== WHAT THE EXERCISE ASKS ==
Retype the material that follows, keeping every word as it is.

== STORED RECORDS ==
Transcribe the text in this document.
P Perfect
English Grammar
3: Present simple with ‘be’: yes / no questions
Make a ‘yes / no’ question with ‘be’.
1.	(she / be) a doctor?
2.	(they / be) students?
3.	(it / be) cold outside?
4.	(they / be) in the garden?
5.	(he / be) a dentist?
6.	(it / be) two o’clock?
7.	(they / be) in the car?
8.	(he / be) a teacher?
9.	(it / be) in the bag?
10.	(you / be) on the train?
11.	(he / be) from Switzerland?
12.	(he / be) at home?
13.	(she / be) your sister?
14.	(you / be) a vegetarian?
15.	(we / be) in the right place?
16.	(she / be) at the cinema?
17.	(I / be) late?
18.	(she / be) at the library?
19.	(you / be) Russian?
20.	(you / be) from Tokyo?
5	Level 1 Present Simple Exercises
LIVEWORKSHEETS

== EXERCISE OUTPUT ==
Transcribe the text in this document.
P Perfect
English Grammar
3: Present simple with ‘be’: yes / no questions
Make a ‘yes / no’ question with ‘be’.
1.	(she / be) a doctor?
2.	(they / be) students?
3.	(it / be) cold outside?
4.	(they / be) in the garden?
5.	(he / be) a dentist?
6.	(it / be) two o’clock?
7.	(they / be) in the car?
8.	(he / be) a teacher?
9.	(it / be) in the bag?
10.	(you / be) on the train?
11.	(he / be) from Switzerland?
12.	(he / be) at home?
13.	(she / be) your sister?
14.	(you / be) a vegetarian?
15.	(we / be) in the right place?
16.	(she / be) at the cinema?
17.	(I / be) late?
18.	(she / be) at the library?
19.	(you / be) Russian?
20.	(you / be) from Tokyo?
5	Level 1 Present Simple Exercises
LIVEWORKSHEETS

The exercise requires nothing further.